[Data entries]
══════
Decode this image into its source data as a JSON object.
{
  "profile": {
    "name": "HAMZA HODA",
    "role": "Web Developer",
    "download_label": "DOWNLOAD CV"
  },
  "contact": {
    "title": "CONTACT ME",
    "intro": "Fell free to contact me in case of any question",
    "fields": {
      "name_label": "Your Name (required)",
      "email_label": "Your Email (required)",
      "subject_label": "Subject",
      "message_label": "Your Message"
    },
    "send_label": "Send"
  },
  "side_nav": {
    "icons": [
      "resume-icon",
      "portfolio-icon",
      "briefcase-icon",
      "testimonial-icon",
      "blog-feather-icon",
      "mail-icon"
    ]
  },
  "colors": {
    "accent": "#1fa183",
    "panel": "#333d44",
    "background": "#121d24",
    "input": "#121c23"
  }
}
══════
JOB:
Transcribe all of the material exactly. Omit nothing.

FINAL ANSWER:
Decode this image into its source data as a JSON object.
{
  "profile": {
    "name": "HAMZA HODA",
    "role": "Web Developer",
    "download_label": "DOWNLOAD CV"
  },
  "contact": {
    "title": "CONTACT ME",
    "intro": "Fell free to contact me in case of any question",
    "fields": {
      "name_label": "Your Name (required)",
      "email_label": "Your Email (required)",
      "subject_label": "Subject",
      "message_label": "Your Message"
    },
    "send_label": "Send"
  },
  "side_nav": {
    "icons": [
      "resume-icon",
      "portfolio-icon",
      "briefcase-icon",
      "testimonial-icon",
      "blog-feather-icon",
      "mail-icon"
    ]
  },
  "colors": {
    "accent": "#1fa183",
    "panel": "#333d44",
    "background": "#121d24",
    "input": "#121c23"
  }
}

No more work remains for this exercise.